**WHAT TO DO:** Copy out all lines carrying the word "image".

Data listing
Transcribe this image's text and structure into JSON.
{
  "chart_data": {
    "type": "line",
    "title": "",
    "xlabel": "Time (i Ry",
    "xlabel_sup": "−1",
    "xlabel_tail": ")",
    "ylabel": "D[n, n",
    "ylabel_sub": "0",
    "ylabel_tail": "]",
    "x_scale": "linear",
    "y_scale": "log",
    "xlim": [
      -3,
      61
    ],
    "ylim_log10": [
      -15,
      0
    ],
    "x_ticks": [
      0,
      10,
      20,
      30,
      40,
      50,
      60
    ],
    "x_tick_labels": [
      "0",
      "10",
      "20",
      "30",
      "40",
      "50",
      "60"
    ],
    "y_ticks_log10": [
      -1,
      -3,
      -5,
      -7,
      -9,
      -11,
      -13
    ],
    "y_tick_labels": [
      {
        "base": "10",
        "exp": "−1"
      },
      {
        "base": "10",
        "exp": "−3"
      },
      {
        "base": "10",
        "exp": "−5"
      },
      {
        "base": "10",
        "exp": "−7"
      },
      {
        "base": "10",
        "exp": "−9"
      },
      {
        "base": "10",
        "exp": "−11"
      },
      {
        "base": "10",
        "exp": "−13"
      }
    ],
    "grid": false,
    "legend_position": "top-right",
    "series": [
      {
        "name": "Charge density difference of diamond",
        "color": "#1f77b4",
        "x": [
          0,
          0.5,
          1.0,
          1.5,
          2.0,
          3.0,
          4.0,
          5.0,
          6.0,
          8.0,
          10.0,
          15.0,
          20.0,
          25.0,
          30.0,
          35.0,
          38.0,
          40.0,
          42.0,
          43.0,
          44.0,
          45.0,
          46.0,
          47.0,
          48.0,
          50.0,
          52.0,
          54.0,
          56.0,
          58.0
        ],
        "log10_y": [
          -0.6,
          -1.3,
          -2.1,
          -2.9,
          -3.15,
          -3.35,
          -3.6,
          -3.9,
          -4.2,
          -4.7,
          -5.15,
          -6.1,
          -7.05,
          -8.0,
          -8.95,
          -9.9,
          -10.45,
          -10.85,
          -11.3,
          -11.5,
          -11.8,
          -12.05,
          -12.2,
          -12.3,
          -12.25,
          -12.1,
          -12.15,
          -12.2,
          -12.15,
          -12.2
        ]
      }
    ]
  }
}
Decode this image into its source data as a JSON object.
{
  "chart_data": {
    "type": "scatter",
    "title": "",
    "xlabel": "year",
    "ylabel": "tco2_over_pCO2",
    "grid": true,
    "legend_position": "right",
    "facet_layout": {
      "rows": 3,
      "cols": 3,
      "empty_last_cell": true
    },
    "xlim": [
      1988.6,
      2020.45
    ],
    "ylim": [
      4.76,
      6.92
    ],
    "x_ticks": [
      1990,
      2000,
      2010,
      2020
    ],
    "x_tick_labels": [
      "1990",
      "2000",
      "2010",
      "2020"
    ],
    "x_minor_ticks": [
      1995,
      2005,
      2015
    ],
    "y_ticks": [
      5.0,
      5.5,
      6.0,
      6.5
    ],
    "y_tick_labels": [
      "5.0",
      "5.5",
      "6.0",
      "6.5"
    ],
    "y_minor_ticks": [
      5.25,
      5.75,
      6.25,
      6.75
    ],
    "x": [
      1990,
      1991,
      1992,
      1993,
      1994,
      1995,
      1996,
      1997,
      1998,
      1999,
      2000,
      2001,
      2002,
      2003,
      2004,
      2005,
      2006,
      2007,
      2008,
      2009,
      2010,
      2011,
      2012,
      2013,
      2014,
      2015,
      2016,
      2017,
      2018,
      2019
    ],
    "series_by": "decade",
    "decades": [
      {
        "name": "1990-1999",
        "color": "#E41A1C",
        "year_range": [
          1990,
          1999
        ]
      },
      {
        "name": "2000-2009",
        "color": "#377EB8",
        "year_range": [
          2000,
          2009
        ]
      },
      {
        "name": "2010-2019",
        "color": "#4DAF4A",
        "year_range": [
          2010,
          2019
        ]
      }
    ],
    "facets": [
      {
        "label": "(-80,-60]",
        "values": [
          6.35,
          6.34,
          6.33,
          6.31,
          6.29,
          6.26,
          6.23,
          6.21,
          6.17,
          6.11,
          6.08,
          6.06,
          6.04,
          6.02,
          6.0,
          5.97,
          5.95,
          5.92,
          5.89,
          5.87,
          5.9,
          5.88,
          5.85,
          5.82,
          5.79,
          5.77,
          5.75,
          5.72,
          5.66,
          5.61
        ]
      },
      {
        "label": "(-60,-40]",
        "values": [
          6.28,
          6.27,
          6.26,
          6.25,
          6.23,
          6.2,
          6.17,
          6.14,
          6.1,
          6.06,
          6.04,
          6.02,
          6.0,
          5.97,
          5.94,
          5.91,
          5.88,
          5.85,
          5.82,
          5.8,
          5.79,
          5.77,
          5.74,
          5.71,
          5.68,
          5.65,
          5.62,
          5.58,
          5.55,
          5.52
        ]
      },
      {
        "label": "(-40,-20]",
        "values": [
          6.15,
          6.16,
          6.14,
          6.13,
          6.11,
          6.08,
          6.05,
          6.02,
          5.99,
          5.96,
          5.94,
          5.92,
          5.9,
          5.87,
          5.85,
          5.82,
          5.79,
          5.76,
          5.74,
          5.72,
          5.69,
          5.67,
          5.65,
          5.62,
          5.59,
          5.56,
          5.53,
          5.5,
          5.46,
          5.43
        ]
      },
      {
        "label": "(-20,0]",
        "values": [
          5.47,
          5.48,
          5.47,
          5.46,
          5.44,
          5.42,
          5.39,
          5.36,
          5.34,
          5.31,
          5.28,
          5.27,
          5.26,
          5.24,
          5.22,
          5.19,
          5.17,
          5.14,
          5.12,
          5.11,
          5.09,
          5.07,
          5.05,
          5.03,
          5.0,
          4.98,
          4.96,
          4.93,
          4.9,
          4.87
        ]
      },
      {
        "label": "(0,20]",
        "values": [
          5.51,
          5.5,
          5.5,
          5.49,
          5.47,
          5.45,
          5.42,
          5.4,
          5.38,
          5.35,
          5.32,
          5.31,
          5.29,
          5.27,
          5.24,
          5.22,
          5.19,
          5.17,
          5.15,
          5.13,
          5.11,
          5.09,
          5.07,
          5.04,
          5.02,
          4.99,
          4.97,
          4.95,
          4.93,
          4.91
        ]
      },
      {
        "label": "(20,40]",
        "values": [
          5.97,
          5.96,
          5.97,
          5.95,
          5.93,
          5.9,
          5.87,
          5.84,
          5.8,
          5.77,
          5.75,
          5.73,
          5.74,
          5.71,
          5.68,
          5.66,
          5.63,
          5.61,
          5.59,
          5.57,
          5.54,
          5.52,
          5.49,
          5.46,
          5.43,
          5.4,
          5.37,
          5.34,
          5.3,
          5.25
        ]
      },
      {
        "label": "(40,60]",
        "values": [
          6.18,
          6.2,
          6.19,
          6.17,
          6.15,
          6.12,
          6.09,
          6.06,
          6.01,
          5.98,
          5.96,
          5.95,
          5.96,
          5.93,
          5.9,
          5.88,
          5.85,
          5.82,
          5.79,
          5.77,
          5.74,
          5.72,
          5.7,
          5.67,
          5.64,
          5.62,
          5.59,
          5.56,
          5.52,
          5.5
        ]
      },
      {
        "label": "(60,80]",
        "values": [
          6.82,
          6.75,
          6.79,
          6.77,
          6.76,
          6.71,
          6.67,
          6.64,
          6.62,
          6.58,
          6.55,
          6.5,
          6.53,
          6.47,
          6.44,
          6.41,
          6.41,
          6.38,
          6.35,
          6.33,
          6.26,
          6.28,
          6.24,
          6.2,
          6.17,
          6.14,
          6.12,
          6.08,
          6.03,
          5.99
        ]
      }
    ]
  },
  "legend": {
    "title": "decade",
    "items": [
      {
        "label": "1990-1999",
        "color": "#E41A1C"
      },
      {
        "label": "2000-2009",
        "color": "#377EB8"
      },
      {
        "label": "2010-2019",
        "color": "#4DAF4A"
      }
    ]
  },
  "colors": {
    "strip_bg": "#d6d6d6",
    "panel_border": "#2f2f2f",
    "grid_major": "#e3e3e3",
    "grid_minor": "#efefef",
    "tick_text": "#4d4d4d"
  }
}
---
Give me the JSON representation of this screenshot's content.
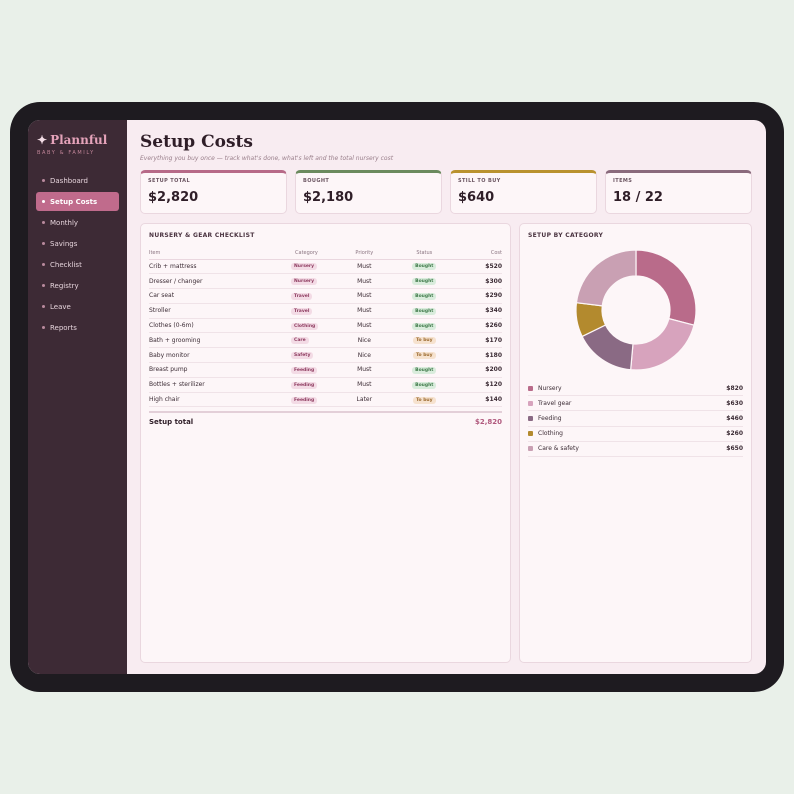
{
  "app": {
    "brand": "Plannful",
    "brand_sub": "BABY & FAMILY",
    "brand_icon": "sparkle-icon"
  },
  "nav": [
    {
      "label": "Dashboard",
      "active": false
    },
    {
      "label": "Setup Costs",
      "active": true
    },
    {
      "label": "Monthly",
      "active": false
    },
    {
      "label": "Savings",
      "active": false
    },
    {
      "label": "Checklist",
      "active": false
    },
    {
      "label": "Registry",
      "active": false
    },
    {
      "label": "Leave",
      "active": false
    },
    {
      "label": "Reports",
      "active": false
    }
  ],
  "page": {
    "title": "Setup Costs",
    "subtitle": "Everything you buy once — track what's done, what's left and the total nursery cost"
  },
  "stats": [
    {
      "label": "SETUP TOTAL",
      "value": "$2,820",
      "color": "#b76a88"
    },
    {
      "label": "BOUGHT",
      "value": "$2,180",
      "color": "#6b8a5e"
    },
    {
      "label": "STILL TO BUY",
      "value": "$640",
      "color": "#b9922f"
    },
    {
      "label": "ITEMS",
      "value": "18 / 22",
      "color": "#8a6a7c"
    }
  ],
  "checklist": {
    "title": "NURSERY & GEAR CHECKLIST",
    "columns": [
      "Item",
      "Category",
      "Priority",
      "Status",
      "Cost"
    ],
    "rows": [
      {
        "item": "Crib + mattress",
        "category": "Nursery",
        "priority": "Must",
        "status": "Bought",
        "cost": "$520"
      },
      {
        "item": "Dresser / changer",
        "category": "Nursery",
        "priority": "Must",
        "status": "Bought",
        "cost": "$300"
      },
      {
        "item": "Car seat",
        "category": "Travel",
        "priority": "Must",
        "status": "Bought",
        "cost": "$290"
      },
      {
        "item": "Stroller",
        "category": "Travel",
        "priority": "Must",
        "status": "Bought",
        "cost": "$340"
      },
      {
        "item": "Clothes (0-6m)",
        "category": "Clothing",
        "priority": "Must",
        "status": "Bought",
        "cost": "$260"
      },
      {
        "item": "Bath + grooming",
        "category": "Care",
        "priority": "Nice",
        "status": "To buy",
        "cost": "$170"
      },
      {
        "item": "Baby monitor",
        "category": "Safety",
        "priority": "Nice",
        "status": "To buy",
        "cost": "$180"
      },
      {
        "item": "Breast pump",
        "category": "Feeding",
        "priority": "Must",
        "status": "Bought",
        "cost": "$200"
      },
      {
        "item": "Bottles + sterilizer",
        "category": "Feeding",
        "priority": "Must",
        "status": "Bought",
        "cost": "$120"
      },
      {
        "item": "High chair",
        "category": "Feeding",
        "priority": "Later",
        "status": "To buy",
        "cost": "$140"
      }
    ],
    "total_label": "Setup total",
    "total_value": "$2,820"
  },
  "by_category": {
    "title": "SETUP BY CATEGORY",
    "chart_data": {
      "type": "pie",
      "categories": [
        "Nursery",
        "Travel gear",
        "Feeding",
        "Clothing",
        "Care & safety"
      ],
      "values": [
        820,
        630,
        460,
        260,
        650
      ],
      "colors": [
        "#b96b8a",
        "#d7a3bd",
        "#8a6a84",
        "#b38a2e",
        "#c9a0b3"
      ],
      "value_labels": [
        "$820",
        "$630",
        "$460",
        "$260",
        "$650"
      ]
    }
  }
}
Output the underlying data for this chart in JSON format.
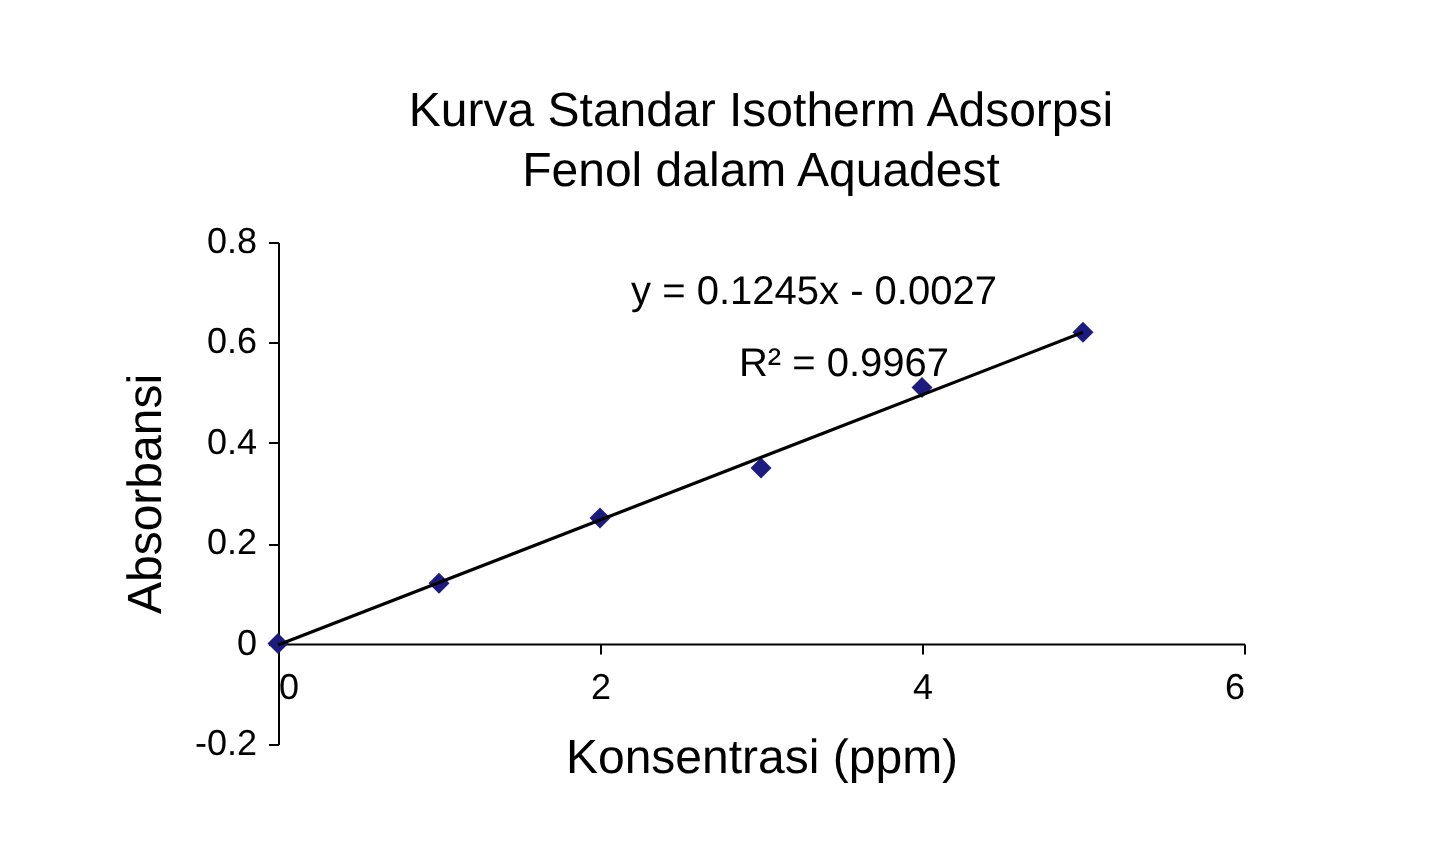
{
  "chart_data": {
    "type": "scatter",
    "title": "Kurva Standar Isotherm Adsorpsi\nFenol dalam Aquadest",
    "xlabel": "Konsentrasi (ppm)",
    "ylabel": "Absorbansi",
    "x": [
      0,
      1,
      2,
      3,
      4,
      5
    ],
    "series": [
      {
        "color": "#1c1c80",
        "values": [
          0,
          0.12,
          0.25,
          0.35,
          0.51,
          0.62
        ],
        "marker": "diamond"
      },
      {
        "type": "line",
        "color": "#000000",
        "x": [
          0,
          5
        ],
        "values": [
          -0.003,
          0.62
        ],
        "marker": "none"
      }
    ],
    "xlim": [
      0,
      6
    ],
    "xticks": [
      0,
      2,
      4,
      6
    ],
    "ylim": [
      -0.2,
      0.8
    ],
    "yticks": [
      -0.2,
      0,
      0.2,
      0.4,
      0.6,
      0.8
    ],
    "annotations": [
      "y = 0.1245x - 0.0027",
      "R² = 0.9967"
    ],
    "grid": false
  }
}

**TASK ANSWER:**
Transcribe this image's text and structure into JSON.
Decode this image into its source data as a JSON object.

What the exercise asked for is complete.